# [ЧТО СДЕЛАТЬ]
Перепишите все строки записей ниже слово в слово, ничего не меняя и не пропуская.
---------- ПОКАЗАННЫЕ ЗАПИСИ ----------
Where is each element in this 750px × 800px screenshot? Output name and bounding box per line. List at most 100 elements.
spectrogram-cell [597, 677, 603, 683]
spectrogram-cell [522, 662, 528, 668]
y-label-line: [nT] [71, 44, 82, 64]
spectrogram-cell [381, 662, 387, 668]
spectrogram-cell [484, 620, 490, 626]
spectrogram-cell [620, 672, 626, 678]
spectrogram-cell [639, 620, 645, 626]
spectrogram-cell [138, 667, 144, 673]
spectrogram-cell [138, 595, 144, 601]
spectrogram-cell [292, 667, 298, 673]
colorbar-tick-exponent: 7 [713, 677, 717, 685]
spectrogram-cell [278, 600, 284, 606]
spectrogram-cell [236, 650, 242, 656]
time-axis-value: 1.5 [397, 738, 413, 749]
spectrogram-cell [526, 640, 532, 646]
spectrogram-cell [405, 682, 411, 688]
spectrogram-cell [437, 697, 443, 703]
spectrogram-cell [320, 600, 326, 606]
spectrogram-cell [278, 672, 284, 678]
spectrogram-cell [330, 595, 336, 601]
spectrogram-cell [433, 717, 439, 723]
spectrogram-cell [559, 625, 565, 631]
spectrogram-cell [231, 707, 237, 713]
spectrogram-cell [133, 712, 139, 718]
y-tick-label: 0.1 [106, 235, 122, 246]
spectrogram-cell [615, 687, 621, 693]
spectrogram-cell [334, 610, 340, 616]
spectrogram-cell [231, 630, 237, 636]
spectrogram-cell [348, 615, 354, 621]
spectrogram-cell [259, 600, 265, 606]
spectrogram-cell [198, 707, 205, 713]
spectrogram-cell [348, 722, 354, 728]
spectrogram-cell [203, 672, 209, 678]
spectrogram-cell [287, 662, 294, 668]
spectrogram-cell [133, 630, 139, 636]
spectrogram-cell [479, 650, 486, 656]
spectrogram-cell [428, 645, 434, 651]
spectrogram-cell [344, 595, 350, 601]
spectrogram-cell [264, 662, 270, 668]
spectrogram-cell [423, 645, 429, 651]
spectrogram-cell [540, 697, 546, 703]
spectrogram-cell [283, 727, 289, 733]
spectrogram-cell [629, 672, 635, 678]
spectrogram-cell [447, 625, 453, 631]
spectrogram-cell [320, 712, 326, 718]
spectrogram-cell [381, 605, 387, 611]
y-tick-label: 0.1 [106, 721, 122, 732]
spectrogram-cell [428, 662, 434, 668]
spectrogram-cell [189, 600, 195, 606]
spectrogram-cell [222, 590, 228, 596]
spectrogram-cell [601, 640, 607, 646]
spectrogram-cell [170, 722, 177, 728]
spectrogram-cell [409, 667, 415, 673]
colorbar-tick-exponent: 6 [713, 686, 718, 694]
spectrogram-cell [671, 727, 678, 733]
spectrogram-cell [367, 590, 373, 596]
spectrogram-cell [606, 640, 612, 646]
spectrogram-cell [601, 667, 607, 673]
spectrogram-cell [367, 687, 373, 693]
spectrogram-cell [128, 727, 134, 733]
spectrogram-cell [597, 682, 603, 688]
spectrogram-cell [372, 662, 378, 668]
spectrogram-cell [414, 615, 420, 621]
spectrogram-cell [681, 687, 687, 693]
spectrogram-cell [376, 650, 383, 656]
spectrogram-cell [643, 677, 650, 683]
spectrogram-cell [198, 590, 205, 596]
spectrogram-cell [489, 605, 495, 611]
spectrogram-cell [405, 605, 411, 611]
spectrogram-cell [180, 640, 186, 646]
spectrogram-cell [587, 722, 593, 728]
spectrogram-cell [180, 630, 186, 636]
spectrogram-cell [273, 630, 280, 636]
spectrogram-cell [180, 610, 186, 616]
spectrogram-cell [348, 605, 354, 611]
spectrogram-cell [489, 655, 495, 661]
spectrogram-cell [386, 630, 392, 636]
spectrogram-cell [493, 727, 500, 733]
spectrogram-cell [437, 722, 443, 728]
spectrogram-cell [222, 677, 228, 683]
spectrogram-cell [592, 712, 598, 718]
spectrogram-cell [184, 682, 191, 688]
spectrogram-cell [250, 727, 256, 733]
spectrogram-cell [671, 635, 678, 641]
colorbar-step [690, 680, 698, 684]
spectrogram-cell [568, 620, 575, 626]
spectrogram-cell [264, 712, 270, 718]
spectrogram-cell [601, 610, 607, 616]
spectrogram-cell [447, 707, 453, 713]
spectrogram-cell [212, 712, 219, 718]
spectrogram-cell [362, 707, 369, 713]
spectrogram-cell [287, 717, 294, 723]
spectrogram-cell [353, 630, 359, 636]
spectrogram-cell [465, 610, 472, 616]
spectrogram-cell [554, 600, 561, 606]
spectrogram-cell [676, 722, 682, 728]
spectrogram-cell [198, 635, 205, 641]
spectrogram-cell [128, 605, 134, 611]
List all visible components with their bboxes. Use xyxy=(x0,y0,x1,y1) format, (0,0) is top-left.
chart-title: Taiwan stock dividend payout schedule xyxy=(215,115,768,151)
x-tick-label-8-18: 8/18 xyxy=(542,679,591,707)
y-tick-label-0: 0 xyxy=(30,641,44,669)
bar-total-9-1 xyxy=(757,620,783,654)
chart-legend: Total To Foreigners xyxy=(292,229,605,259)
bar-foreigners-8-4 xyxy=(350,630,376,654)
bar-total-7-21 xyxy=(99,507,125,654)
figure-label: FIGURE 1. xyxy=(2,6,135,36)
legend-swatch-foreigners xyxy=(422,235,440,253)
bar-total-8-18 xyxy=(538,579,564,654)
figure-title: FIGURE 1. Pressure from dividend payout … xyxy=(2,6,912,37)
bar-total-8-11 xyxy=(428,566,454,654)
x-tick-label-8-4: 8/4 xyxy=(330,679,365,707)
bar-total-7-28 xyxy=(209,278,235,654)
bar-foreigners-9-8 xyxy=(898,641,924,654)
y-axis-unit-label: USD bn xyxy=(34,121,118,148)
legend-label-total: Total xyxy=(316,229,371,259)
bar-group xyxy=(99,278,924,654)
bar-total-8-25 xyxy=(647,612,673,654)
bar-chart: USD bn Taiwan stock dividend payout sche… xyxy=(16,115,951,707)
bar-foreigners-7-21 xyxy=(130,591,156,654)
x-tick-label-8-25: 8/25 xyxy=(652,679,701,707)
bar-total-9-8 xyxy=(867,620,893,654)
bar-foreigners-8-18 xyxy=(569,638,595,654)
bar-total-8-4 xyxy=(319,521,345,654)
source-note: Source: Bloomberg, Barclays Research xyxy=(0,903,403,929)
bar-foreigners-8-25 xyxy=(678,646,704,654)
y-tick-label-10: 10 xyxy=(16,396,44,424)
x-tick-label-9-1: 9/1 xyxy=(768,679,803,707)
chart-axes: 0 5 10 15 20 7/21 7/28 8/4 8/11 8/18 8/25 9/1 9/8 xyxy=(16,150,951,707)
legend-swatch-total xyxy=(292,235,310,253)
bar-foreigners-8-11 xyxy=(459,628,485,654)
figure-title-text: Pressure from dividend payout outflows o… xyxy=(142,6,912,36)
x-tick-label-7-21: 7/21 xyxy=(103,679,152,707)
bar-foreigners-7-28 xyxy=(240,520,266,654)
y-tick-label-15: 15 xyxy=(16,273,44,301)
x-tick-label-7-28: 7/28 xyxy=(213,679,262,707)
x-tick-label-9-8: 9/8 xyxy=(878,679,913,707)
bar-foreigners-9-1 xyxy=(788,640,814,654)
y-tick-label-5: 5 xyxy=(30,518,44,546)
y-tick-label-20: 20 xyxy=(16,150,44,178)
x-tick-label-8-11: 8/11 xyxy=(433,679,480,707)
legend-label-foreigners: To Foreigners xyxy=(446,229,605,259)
----------
# [ОТВЕТ К ЗАДАНИЮ]
Where is each element in this 750px × 800px screenshot? Output name and bounding box per line. List at most 100 elements.
spectrogram-cell [597, 677, 603, 683]
spectrogram-cell [522, 662, 528, 668]
y-label-line: [nT] [71, 44, 82, 64]
spectrogram-cell [381, 662, 387, 668]
spectrogram-cell [484, 620, 490, 626]
spectrogram-cell [620, 672, 626, 678]
spectrogram-cell [639, 620, 645, 626]
spectrogram-cell [138, 667, 144, 673]
spectrogram-cell [138, 595, 144, 601]
spectrogram-cell [292, 667, 298, 673]
colorbar-tick-exponent: 7 [713, 677, 717, 685]
spectrogram-cell [278, 600, 284, 606]
spectrogram-cell [236, 650, 242, 656]
time-axis-value: 1.5 [397, 738, 413, 749]
spectrogram-cell [526, 640, 532, 646]
spectrogram-cell [405, 682, 411, 688]
spectrogram-cell [437, 697, 443, 703]
spectrogram-cell [320, 600, 326, 606]
spectrogram-cell [278, 672, 284, 678]
spectrogram-cell [330, 595, 336, 601]
spectrogram-cell [433, 717, 439, 723]
spectrogram-cell [559, 625, 565, 631]
spectrogram-cell [231, 707, 237, 713]
spectrogram-cell [133, 712, 139, 718]
y-tick-label: 0.1 [106, 235, 122, 246]
spectrogram-cell [615, 687, 621, 693]
spectrogram-cell [334, 610, 340, 616]
spectrogram-cell [231, 630, 237, 636]
spectrogram-cell [348, 615, 354, 621]
spectrogram-cell [259, 600, 265, 606]
spectrogram-cell [198, 707, 205, 713]
spectrogram-cell [348, 722, 354, 728]
spectrogram-cell [203, 672, 209, 678]
spectrogram-cell [287, 662, 294, 668]
spectrogram-cell [133, 630, 139, 636]
spectrogram-cell [479, 650, 486, 656]
spectrogram-cell [428, 645, 434, 651]
spectrogram-cell [344, 595, 350, 601]
spectrogram-cell [264, 662, 270, 668]
spectrogram-cell [423, 645, 429, 651]
spectrogram-cell [540, 697, 546, 703]
spectrogram-cell [283, 727, 289, 733]
spectrogram-cell [629, 672, 635, 678]
spectrogram-cell [447, 625, 453, 631]
spectrogram-cell [320, 712, 326, 718]
spectrogram-cell [381, 605, 387, 611]
y-tick-label: 0.1 [106, 721, 122, 732]
spectrogram-cell [428, 662, 434, 668]
spectrogram-cell [189, 600, 195, 606]
spectrogram-cell [222, 590, 228, 596]
spectrogram-cell [601, 640, 607, 646]
spectrogram-cell [170, 722, 177, 728]
spectrogram-cell [409, 667, 415, 673]
colorbar-tick-exponent: 6 [713, 686, 718, 694]
spectrogram-cell [671, 727, 678, 733]
spectrogram-cell [367, 590, 373, 596]
spectrogram-cell [606, 640, 612, 646]
spectrogram-cell [601, 667, 607, 673]
spectrogram-cell [367, 687, 373, 693]
spectrogram-cell [128, 727, 134, 733]
spectrogram-cell [597, 682, 603, 688]
spectrogram-cell [372, 662, 378, 668]
spectrogram-cell [414, 615, 420, 621]
spectrogram-cell [681, 687, 687, 693]
spectrogram-cell [376, 650, 383, 656]
spectrogram-cell [643, 677, 650, 683]
spectrogram-cell [198, 590, 205, 596]
spectrogram-cell [489, 605, 495, 611]
spectrogram-cell [405, 605, 411, 611]
spectrogram-cell [180, 640, 186, 646]
spectrogram-cell [587, 722, 593, 728]
spectrogram-cell [180, 630, 186, 636]
spectrogram-cell [273, 630, 280, 636]
spectrogram-cell [180, 610, 186, 616]
spectrogram-cell [348, 605, 354, 611]
spectrogram-cell [489, 655, 495, 661]
spectrogram-cell [386, 630, 392, 636]
spectrogram-cell [493, 727, 500, 733]
spectrogram-cell [437, 722, 443, 728]
spectrogram-cell [222, 677, 228, 683]
spectrogram-cell [592, 712, 598, 718]
spectrogram-cell [184, 682, 191, 688]
spectrogram-cell [250, 727, 256, 733]
spectrogram-cell [671, 635, 678, 641]
colorbar-step [690, 680, 698, 684]
spectrogram-cell [568, 620, 575, 626]
spectrogram-cell [264, 712, 270, 718]
spectrogram-cell [601, 610, 607, 616]
spectrogram-cell [447, 707, 453, 713]
spectrogram-cell [212, 712, 219, 718]
spectrogram-cell [362, 707, 369, 713]
spectrogram-cell [287, 717, 294, 723]
spectrogram-cell [353, 630, 359, 636]
spectrogram-cell [465, 610, 472, 616]
spectrogram-cell [554, 600, 561, 606]
spectrogram-cell [676, 722, 682, 728]
spectrogram-cell [198, 635, 205, 641]
spectrogram-cell [128, 605, 134, 611]
List all visible components with their bboxes. Use xyxy=(x0,y0,x1,y1) format, (0,0) is top-left.
chart-title: Taiwan stock dividend payout schedule xyxy=(215,115,768,151)
x-tick-label-8-18: 8/18 xyxy=(542,679,591,707)
y-tick-label-0: 0 xyxy=(30,641,44,669)
bar-total-9-1 xyxy=(757,620,783,654)
chart-legend: Total To Foreigners xyxy=(292,229,605,259)
bar-foreigners-8-4 xyxy=(350,630,376,654)
bar-total-7-21 xyxy=(99,507,125,654)
figure-label: FIGURE 1. xyxy=(2,6,135,36)
legend-swatch-foreigners xyxy=(422,235,440,253)
bar-total-8-18 xyxy=(538,579,564,654)
figure-title: FIGURE 1. Pressure from dividend payout … xyxy=(2,6,912,37)
bar-total-8-11 xyxy=(428,566,454,654)
x-tick-label-8-4: 8/4 xyxy=(330,679,365,707)
bar-total-7-28 xyxy=(209,278,235,654)
bar-foreigners-9-8 xyxy=(898,641,924,654)
y-axis-unit-label: USD bn xyxy=(34,121,118,148)
legend-label-total: Total xyxy=(316,229,371,259)
bar-group xyxy=(99,278,924,654)
bar-total-8-25 xyxy=(647,612,673,654)
bar-chart: USD bn Taiwan stock dividend payout sche… xyxy=(16,115,951,707)
bar-foreigners-7-21 xyxy=(130,591,156,654)
x-tick-label-8-25: 8/25 xyxy=(652,679,701,707)
bar-total-9-8 xyxy=(867,620,893,654)
bar-foreigners-8-18 xyxy=(569,638,595,654)
bar-total-8-4 xyxy=(319,521,345,654)
source-note: Source: Bloomberg, Barclays Research xyxy=(0,903,403,929)
bar-foreigners-8-25 xyxy=(678,646,704,654)
y-tick-label-10: 10 xyxy=(16,396,44,424)
x-tick-label-9-1: 9/1 xyxy=(768,679,803,707)
chart-axes: 0 5 10 15 20 7/21 7/28 8/4 8/11 8/18 8/25 9/1 9/8 xyxy=(16,150,951,707)
legend-swatch-total xyxy=(292,235,310,253)
bar-foreigners-8-11 xyxy=(459,628,485,654)
figure-title-text: Pressure from dividend payout outflows o… xyxy=(142,6,912,36)
x-tick-label-7-21: 7/21 xyxy=(103,679,152,707)
bar-foreigners-7-28 xyxy=(240,520,266,654)
y-tick-label-15: 15 xyxy=(16,273,44,301)
x-tick-label-7-28: 7/28 xyxy=(213,679,262,707)
x-tick-label-9-8: 9/8 xyxy=(878,679,913,707)
bar-foreigners-9-1 xyxy=(788,640,814,654)
y-tick-label-5: 5 xyxy=(30,518,44,546)
y-tick-label-20: 20 xyxy=(16,150,44,178)
x-tick-label-8-11: 8/11 xyxy=(433,679,480,707)
legend-label-foreigners: To Foreigners xyxy=(446,229,605,259)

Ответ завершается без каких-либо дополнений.